Your objective >>
Below are the records; pull every line that includes "Czech".

[Dataset items]
_ _ _

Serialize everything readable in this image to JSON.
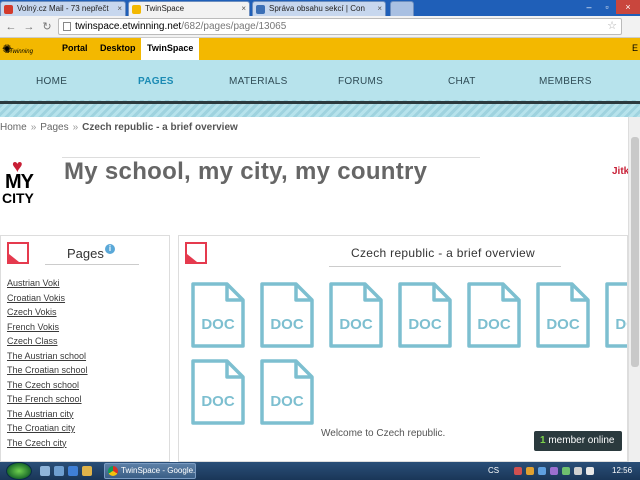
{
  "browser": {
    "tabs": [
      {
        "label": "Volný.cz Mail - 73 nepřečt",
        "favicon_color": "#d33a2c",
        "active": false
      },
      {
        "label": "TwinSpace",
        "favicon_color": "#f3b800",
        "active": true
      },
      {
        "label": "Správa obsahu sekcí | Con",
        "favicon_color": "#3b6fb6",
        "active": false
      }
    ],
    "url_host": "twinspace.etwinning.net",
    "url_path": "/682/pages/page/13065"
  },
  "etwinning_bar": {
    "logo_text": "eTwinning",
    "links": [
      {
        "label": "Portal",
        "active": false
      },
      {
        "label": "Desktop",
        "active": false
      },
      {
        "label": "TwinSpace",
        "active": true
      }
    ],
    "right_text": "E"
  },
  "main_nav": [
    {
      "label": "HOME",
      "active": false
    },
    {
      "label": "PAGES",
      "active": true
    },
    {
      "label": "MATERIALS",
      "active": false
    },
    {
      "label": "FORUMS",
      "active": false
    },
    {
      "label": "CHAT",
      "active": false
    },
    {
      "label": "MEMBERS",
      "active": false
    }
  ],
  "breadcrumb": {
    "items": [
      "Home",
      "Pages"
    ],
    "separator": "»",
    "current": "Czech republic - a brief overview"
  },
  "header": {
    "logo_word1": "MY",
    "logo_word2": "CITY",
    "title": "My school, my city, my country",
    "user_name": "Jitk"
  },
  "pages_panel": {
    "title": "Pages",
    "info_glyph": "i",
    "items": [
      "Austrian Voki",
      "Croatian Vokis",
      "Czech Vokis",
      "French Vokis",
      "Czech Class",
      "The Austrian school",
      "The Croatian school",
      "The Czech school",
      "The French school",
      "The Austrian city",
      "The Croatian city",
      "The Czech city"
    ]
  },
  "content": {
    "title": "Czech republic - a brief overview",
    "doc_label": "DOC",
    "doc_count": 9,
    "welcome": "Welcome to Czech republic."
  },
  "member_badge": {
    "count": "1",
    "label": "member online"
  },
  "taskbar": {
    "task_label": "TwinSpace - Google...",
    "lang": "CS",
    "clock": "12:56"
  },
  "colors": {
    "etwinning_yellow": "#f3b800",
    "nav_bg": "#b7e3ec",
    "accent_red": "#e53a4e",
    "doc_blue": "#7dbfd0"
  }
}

_ _ _

Full response >>
    "current": "Czech republic - a brief overview"
      "Czech Vokis",
      "Czech Class",
      "The Czech school",
      "The Czech city"
    "title": "Czech republic - a brief overview",
    "welcome": "Welcome to Czech republic."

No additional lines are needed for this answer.